(INSTRUCTION)
Can you lay out the entries below as a Markdown table with a "Row" column holding the row number and a "Line" column holding each line, with blank lines skipped and the pictures left out?

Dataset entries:
::::

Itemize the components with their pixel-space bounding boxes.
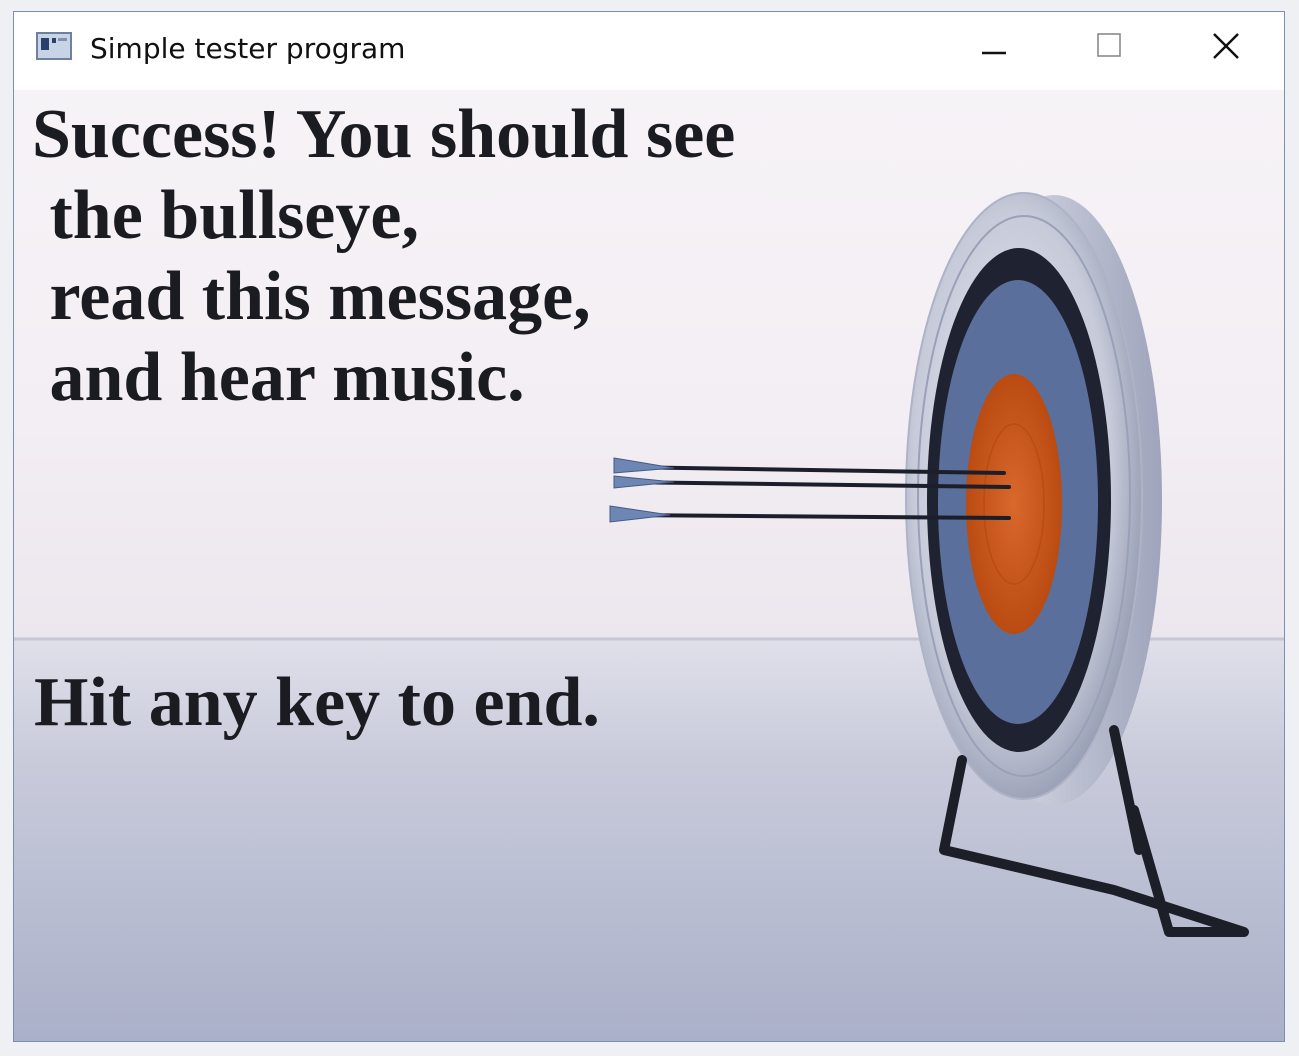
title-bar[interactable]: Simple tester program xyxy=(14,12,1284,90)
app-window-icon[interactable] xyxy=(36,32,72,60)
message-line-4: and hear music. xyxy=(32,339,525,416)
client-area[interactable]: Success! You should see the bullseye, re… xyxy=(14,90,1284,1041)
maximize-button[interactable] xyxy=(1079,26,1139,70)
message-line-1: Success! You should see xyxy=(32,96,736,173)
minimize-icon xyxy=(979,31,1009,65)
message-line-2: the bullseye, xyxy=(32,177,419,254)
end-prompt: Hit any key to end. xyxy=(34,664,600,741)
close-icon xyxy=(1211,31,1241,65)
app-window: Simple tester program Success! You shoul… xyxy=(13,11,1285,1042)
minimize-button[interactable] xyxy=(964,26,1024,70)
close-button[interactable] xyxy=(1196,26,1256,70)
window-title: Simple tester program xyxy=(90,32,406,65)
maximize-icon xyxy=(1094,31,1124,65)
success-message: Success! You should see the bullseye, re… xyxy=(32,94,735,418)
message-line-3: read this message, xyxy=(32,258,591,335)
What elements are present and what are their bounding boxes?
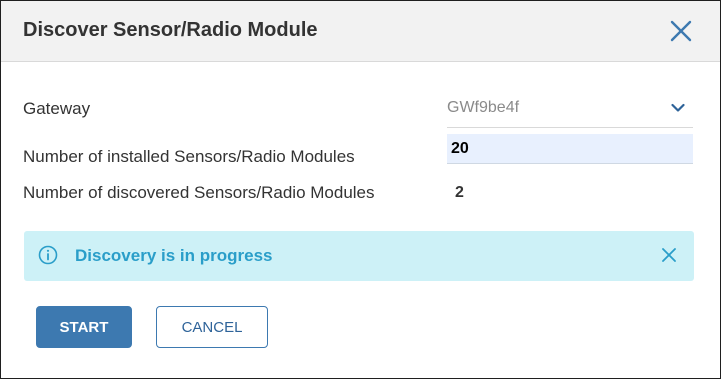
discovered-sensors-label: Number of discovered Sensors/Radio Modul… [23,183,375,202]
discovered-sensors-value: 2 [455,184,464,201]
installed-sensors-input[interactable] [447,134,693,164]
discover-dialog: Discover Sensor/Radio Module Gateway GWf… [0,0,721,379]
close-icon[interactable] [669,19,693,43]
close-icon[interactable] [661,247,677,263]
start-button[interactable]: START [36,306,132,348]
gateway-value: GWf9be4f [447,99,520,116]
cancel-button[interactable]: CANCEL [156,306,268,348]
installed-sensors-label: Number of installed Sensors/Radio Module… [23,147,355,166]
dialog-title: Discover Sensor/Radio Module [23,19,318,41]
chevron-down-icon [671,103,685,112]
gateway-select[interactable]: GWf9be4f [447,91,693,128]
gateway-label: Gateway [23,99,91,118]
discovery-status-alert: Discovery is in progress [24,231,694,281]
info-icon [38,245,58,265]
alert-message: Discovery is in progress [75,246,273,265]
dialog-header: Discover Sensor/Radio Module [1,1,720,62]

::::

(SOLUTION TO THIS TASK)
| Row | Line |
|---|---|
| 1 | Itemize the components with their pixel-space bounding boxes. |
| 2 | title-bar[interactable]: Simple tester program xyxy=(14,12,1284,90) |
| 3 | app-window-icon[interactable] xyxy=(36,32,72,60) |
| 4 | message-line-4: and hear music. xyxy=(32,339,525,416) |
| 5 | client-area[interactable]: Success! You should see the bullseye, re… xyxy=(14,90,1284,1041) |
| 6 | maximize-button[interactable] xyxy=(1079,26,1139,70) |
| 7 | message-line-1: Success! You should see xyxy=(32,96,736,173) |
| 8 | minimize-icon xyxy=(979,31,1009,65) |
| 9 | message-line-2: the bullseye, xyxy=(32,177,419,254) |
| 10 | end-prompt: Hit any key to end. xyxy=(34,664,600,741) |
| 11 | close-icon xyxy=(1211,31,1241,65) |
| 12 | app-window: Simple tester program Success! You shoul… xyxy=(13,11,1285,1042) |
| 13 | minimize-button[interactable] xyxy=(964,26,1024,70) |
| 14 | close-button[interactable] xyxy=(1196,26,1256,70) |
| 15 | window-title: Simple tester program xyxy=(90,32,406,65) |
| 16 | maximize-icon xyxy=(1094,31,1124,65) |
| 17 | success-message: Success! You should see the bullseye, re… xyxy=(32,94,735,418) |
| 18 | message-line-3: read this message, xyxy=(32,258,591,335) |
| 19 | What elements are present and what are their bounding boxes? |
| 20 | discovered-sensors-label: Number of discovered Sensors/Radio Modul… [23,183,375,202] |
| 21 | discovered-sensors-value: 2 [455,184,464,201] |
| 22 | installed-sensors-input[interactable] [447,134,693,164] |
| 23 | discover-dialog: Discover Sensor/Radio Module Gateway GWf… [0,0,721,379] |
| 24 | close-icon[interactable] [669,19,693,43] |
| 25 | close-icon[interactable] [661,247,677,263] |
| 26 | start-button[interactable]: START [36,306,132,348] |
| 27 | gateway-value: GWf9be4f [447,99,520,116] |
| 28 | cancel-button[interactable]: CANCEL [156,306,268,348] |
| 29 | installed-sensors-label: Number of installed Sensors/Radio Module… [23,147,355,166] |
| 30 | dialog-title: Discover Sensor/Radio Module [23,19,318,41] |
| 31 | chevron-down-icon [671,103,685,112] |
| 32 | gateway-select[interactable]: GWf9be4f [447,91,693,128] |
| 33 | gateway-label: Gateway [23,99,91,118] |
| 34 | discovery-status-alert: Discovery is in progress [24,231,694,281] |
| 35 | info-icon [38,245,58,265] |
| 36 | alert-message: Discovery is in progress [75,246,273,265] |
| 37 | dialog-header: Discover Sensor/Radio Module [1,1,720,62] |